╭─ MATERIAL

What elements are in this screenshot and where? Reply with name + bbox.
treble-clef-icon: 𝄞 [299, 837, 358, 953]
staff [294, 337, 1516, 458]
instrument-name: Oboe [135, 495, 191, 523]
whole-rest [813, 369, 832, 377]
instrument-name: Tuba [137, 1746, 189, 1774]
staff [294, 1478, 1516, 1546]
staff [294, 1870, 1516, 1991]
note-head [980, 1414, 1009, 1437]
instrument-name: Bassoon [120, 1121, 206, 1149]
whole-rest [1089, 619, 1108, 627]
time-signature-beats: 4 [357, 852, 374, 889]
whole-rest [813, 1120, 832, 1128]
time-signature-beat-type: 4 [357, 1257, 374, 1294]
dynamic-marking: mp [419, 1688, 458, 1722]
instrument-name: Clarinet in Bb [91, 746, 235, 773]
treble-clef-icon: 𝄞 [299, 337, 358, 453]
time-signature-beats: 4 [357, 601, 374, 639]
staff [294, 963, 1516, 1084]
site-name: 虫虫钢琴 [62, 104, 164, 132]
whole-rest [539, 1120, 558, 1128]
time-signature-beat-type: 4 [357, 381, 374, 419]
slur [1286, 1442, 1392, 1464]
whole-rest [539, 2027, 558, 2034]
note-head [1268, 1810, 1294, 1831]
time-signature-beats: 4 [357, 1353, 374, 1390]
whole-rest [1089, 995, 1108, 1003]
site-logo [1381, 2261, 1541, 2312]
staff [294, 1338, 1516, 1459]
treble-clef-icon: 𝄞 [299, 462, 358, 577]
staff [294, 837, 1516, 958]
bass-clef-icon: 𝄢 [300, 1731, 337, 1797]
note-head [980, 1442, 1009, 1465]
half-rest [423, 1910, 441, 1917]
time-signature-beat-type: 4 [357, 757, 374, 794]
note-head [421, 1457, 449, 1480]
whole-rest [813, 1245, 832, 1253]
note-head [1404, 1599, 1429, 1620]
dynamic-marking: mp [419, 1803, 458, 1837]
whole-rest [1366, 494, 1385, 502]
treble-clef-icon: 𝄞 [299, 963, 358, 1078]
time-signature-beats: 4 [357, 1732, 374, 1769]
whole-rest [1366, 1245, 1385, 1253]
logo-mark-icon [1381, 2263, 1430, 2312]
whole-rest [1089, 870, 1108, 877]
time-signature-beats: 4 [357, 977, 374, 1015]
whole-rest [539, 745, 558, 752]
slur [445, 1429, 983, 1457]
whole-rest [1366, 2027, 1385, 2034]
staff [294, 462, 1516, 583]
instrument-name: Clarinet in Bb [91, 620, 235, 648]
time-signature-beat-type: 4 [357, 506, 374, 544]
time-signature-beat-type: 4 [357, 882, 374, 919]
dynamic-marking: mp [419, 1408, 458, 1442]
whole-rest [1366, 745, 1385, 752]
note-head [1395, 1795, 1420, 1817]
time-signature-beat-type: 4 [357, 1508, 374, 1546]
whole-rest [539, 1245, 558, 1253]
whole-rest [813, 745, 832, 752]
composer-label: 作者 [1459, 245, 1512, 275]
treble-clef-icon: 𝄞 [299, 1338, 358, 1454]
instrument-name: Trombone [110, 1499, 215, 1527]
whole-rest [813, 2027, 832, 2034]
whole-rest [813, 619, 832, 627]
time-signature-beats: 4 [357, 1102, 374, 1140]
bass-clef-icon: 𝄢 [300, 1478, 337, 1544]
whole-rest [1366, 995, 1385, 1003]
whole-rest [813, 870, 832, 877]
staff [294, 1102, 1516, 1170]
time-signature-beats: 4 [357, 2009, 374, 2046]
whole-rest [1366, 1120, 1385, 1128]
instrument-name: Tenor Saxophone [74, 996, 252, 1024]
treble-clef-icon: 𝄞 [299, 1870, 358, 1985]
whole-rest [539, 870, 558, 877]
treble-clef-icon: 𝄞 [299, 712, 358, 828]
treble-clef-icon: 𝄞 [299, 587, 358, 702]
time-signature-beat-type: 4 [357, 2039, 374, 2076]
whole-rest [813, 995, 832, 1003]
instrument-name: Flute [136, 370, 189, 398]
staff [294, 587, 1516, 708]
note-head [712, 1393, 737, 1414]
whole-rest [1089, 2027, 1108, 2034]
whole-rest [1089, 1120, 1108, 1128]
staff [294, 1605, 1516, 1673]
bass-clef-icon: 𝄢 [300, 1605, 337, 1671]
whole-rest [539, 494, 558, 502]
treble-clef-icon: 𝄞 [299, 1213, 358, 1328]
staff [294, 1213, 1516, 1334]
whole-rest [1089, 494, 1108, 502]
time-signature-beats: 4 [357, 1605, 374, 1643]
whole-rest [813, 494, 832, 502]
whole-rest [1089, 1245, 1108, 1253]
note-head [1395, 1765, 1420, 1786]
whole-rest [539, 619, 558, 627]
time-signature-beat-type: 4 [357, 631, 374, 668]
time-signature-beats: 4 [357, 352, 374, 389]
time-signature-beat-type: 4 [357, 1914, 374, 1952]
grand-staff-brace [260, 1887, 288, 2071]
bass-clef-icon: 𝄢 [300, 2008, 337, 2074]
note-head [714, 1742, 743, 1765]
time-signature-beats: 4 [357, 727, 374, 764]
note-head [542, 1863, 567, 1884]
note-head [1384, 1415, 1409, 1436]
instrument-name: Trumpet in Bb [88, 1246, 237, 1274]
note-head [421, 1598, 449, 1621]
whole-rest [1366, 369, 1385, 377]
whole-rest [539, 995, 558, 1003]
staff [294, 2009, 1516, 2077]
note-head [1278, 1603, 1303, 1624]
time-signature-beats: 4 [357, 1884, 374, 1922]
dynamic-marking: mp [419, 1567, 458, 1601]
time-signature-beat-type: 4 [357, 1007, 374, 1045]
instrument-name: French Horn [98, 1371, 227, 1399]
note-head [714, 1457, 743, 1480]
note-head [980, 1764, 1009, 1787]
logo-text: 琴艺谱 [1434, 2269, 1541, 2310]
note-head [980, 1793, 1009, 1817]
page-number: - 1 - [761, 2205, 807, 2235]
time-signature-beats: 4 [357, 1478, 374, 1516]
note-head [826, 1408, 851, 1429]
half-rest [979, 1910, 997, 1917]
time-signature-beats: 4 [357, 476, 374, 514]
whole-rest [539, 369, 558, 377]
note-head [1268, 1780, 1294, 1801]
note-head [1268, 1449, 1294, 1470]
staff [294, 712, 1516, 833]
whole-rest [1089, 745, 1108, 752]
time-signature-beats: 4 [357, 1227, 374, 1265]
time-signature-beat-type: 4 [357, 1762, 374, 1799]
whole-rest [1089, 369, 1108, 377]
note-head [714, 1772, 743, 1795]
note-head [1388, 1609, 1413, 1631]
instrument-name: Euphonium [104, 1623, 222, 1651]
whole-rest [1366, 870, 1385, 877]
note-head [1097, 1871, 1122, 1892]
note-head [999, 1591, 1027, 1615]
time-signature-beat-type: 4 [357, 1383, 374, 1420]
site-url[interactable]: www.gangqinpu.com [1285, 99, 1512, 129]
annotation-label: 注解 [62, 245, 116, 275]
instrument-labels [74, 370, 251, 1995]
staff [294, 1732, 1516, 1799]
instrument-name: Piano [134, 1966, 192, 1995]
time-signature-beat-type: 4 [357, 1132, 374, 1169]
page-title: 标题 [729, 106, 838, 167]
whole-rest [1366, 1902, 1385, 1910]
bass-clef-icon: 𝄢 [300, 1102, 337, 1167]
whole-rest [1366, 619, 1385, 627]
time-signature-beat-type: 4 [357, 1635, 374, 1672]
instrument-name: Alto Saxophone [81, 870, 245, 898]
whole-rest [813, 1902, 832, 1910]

╰─

◆ **EXERCISE BRIEF**
Please reproduce the stored entries word for word, from the first line through the line containing "whole-rest [539, 1120, 558, 1128]", including that line.

◆ **ANSWER FOR THE TASK**
What elements are in this screenshot and where? Reply with name + bbox.
treble-clef-icon: 𝄞 [299, 837, 358, 953]
staff [294, 337, 1516, 458]
instrument-name: Oboe [135, 495, 191, 523]
whole-rest [813, 369, 832, 377]
instrument-name: Tuba [137, 1746, 189, 1774]
staff [294, 1478, 1516, 1546]
staff [294, 1870, 1516, 1991]
note-head [980, 1414, 1009, 1437]
instrument-name: Bassoon [120, 1121, 206, 1149]
whole-rest [1089, 619, 1108, 627]
time-signature-beats: 4 [357, 852, 374, 889]
whole-rest [813, 1120, 832, 1128]
time-signature-beat-type: 4 [357, 1257, 374, 1294]
dynamic-marking: mp [419, 1688, 458, 1722]
instrument-name: Clarinet in Bb [91, 746, 235, 773]
treble-clef-icon: 𝄞 [299, 337, 358, 453]
time-signature-beats: 4 [357, 601, 374, 639]
staff [294, 963, 1516, 1084]
site-name: 虫虫钢琴 [62, 104, 164, 132]
whole-rest [539, 1120, 558, 1128]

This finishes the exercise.